Directive:
Quote the records below in full, exactly as given, with the images taken out.

(Items from a figure collection)
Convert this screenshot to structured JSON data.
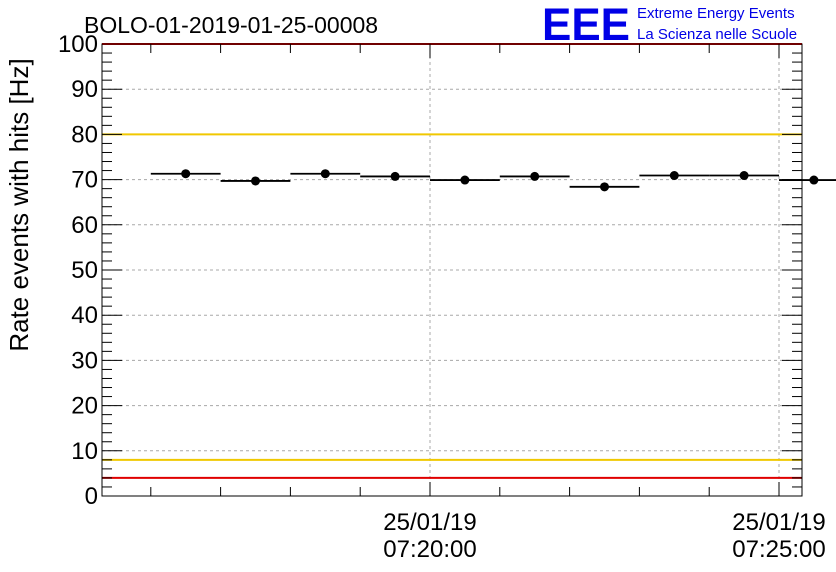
{
  "chart_data": {
    "type": "scatter",
    "title": "BOLO-01-2019-01-25-00008",
    "xlabel": "",
    "ylabel": "Rate events with hits [Hz]",
    "ylim": [
      0,
      100
    ],
    "y_ticks": [
      "0",
      "10",
      "20",
      "30",
      "40",
      "50",
      "60",
      "70",
      "80",
      "90",
      "100"
    ],
    "x_ticks": [
      {
        "date": "25/01/19",
        "time": "07:20:00"
      },
      {
        "date": "25/01/19",
        "time": "07:25:00"
      }
    ],
    "grid": true,
    "series": [
      {
        "x": [
          "07:16:30",
          "07:17:30",
          "07:18:30",
          "07:19:30",
          "07:20:30",
          "07:21:30",
          "07:22:30",
          "07:23:30",
          "07:24:30",
          "07:25:30"
        ],
        "x_halfwidth_seconds": 30,
        "values": [
          71.3,
          69.7,
          71.3,
          70.7,
          69.9,
          70.7,
          68.4,
          70.9,
          70.9,
          69.9
        ],
        "color": "#000000"
      }
    ],
    "reference_lines": [
      {
        "y": 80,
        "color": "#f0c800"
      },
      {
        "y": 8,
        "color": "#f0c800"
      },
      {
        "y": 100,
        "color": "#e00000"
      },
      {
        "y": 4,
        "color": "#e00000"
      }
    ]
  },
  "logo": {
    "letters": "EEE",
    "line1": "Extreme Energy Events",
    "line2": "La Scienza nelle Scuole",
    "color": "#0000e6"
  }
}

Task result:
Convert this screenshot to structured JSON data.
{
  "chart_data": {
    "type": "scatter",
    "title": "BOLO-01-2019-01-25-00008",
    "xlabel": "",
    "ylabel": "Rate events with hits [Hz]",
    "ylim": [
      0,
      100
    ],
    "y_ticks": [
      "0",
      "10",
      "20",
      "30",
      "40",
      "50",
      "60",
      "70",
      "80",
      "90",
      "100"
    ],
    "x_ticks": [
      {
        "date": "25/01/19",
        "time": "07:20:00"
      },
      {
        "date": "25/01/19",
        "time": "07:25:00"
      }
    ],
    "grid": true,
    "series": [
      {
        "x": [
          "07:16:30",
          "07:17:30",
          "07:18:30",
          "07:19:30",
          "07:20:30",
          "07:21:30",
          "07:22:30",
          "07:23:30",
          "07:24:30",
          "07:25:30"
        ],
        "x_halfwidth_seconds": 30,
        "values": [
          71.3,
          69.7,
          71.3,
          70.7,
          69.9,
          70.7,
          68.4,
          70.9,
          70.9,
          69.9
        ],
        "color": "#000000"
      }
    ],
    "reference_lines": [
      {
        "y": 80,
        "color": "#f0c800"
      },
      {
        "y": 8,
        "color": "#f0c800"
      },
      {
        "y": 100,
        "color": "#e00000"
      },
      {
        "y": 4,
        "color": "#e00000"
      }
    ]
  },
  "logo": {
    "letters": "EEE",
    "line1": "Extreme Energy Events",
    "line2": "La Scienza nelle Scuole",
    "color": "#0000e6"
  }
}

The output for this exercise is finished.